** Estratto documento **
>>>>
ANTEFATTO
Compro una coppia di tergicristalli per una mia vecchia Smart.
Li compro “commerciali”, cioè compatibili (devo ancora capire perché si dice “commerciali”, vabbè…).
Nella confezione ci sono i due tergicristalli e… quello che vedi nella foto.
Appena scoperto il contenuto mi assale la sindrome Ikea, tipica del consumatore che deve districarsi tra alcuni milioni di pezzi di cui è composta la scrivania o la poltrona di turno e le cui istruzioni di montaggio sono descritte nel linguaggio universale della vignetta.
In questo caso, tergicristalli. E senza istruzioni.
Dopo il primo momento di panico, siccome sono molto intelligente, capisco che si tratta di adattatori, cioè le parti che connettono il tergicristallo al braccio.
Troppo intelligente.
Prendo i due che mi servono e rimango a osservare quelli restanti con un’espressione ebete che nega impietosamente l’ultima affermazione: non so che farmene.
Sì, perché non smonterò mai quei tergicristalli per rimontarli sull’altra macchina: i tergicristalli li smonti quando sono morti non quando fanno il loro lavoro, e se muoiono su una macchina non cannibalizzi l’altra ma semplicemente li ricompri.
Vado in cucina, alla bilancia: 120 gr di pura plastica intonsa, perfetta, bellissima, profumata, mai usata prima e che mai verrà usata.
Dopodiché la getto religiosamente nel contenitore della plastica che, a valle, verrà mischiata con il resto ma almeno la mia coscienza è a posto.
SVILUPPO (senza grafici, solo parole)
Penso: dieci persone come me e già fa più di un chilo di plastica.
Intonsa, perfetta, bellissima, profumata, mai usata prima e che mai verrà usata.
<<<<
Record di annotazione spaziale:
>>>>
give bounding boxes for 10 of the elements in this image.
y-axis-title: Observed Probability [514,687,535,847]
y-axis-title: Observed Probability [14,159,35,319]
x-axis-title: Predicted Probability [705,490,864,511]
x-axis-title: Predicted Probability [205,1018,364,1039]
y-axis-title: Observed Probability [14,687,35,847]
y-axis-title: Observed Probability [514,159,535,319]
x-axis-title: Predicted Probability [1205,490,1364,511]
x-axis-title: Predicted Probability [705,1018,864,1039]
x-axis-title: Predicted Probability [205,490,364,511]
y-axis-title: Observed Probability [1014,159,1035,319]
<<<<
** Compito A **
Cita dal testo sui tergicristalli tutto ciò che va da "Dopo il primo" giù fino a "so che farmene.".
** Compito B **
Nel testo sui tergicristalli, quanto pesa la plastica avanzata messa sulla bilancia?
** Compito C **
Nel testo sui tergicristalli trovano conferma queste affermazioni? (i) I tergicristalli comprati sono originali. (ii) Nella confezione non c'erano istruzioni. (iii) La plastica avanzata finisce nel contenitore della plastica. Per ciascuna rispondi sì o no e riporta le parole del testo che lo decidono.
Per questo lavoro i dati non contano.

** Risposta corretta A **
Dopo il primo momento di panico, siccome sono molto intelligente, capisco che si tratta di adattatori, cioè le parti che connettono il tergicristallo al braccio.
Troppo intelligente.
Prendo i due che mi servono e rimango a osservare quelli restanti con un’espressione ebete che nega impietosamente l’ultima affermazione: non so che farmene.

** Risposta corretta B **
120 grammi.

** Risposta corretta C **
(i) No: «Li compro “commerciali”, cioè compatibili»
(ii) Sì: «E senza istruzioni.»
(iii) Sì: «la getto religiosamente nel contenitore della plastica»